───── Stored records ─────

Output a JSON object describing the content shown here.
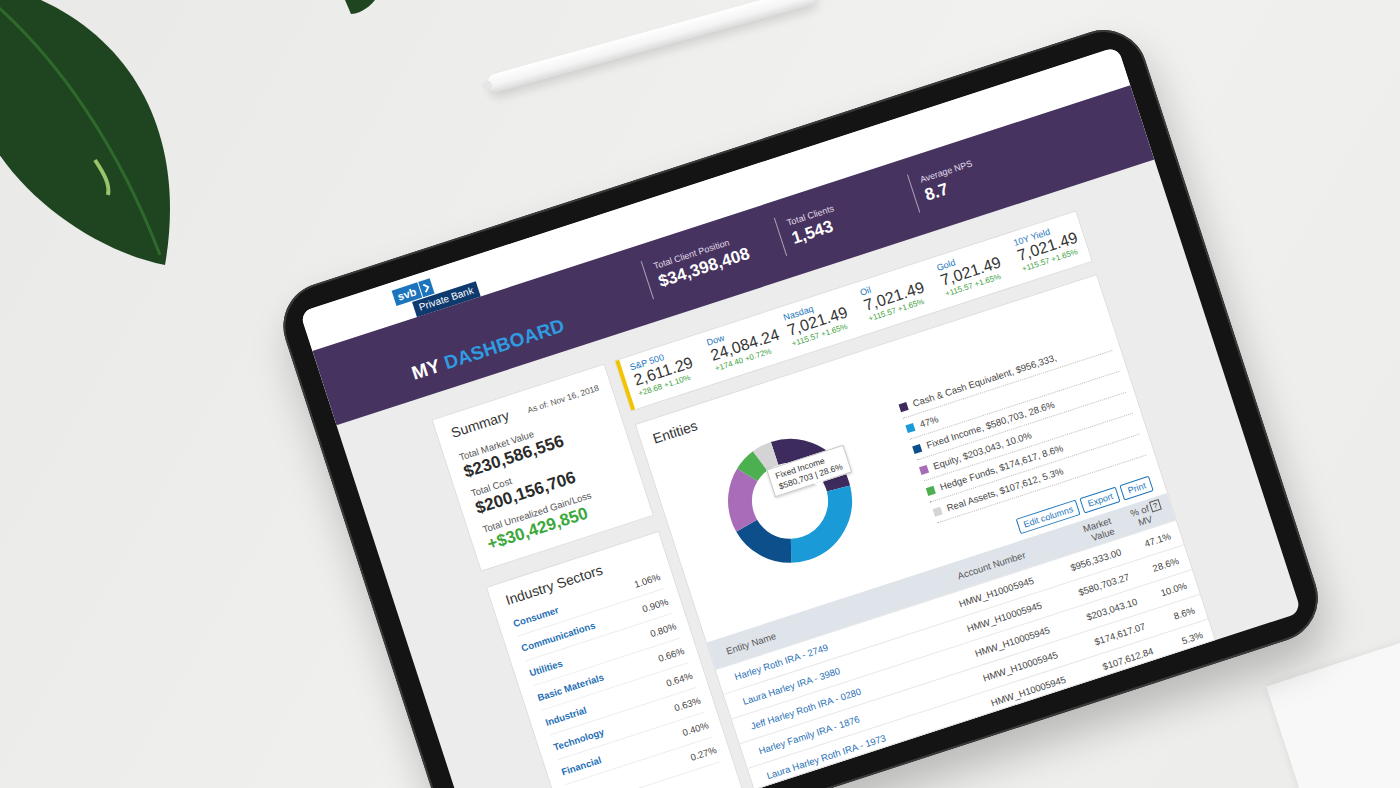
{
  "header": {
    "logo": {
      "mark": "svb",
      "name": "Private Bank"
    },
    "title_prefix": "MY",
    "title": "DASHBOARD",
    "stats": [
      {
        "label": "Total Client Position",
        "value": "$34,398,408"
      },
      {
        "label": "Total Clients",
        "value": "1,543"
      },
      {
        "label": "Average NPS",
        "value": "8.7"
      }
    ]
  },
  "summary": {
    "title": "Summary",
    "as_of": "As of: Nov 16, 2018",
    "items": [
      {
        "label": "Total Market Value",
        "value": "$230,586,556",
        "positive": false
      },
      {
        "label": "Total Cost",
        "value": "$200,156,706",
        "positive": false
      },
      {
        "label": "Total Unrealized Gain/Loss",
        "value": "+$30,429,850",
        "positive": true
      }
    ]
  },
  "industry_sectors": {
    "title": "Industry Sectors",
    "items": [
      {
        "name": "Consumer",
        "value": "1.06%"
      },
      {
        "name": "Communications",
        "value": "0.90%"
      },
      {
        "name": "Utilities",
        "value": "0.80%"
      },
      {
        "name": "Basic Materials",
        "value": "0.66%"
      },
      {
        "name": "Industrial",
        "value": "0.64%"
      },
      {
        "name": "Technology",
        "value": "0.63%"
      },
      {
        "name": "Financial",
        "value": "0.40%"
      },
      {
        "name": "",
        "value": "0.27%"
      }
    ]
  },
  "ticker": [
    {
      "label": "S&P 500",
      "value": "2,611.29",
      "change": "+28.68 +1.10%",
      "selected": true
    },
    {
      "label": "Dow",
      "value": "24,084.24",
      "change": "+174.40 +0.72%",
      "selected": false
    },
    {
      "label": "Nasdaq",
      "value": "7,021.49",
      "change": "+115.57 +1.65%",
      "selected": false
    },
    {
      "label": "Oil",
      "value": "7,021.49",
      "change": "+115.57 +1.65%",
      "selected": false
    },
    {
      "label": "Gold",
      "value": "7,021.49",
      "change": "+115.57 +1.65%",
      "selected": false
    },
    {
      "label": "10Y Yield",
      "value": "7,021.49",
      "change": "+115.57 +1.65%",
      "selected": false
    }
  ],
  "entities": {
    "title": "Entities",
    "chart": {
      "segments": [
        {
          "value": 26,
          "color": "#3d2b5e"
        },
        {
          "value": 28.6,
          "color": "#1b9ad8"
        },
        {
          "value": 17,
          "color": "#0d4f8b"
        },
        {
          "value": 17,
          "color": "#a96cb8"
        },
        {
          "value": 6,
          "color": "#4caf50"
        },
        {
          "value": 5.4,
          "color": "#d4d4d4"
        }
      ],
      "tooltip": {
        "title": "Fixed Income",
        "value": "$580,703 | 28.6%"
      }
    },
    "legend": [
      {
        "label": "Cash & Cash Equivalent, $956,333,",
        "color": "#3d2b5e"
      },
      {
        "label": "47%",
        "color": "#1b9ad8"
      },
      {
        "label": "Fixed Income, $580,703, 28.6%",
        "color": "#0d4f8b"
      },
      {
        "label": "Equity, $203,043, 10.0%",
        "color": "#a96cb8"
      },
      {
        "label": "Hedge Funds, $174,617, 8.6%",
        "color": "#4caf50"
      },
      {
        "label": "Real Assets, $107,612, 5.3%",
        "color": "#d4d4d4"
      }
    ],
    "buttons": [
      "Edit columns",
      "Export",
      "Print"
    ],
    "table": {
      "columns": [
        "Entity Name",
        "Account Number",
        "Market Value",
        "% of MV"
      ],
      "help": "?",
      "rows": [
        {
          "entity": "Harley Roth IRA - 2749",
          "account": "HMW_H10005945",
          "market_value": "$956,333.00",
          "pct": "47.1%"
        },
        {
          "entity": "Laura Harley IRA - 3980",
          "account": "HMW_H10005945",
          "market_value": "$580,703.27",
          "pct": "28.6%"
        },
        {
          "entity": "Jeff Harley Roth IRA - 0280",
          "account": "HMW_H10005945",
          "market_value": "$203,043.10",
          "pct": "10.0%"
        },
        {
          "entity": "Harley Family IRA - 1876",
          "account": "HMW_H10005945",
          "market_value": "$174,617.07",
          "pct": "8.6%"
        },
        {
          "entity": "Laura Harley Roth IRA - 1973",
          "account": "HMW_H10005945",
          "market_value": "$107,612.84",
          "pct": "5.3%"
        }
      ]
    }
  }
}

─────

For the string "Total", count the lines of the entries above that include it; answer with the number only.

» Complete output: 5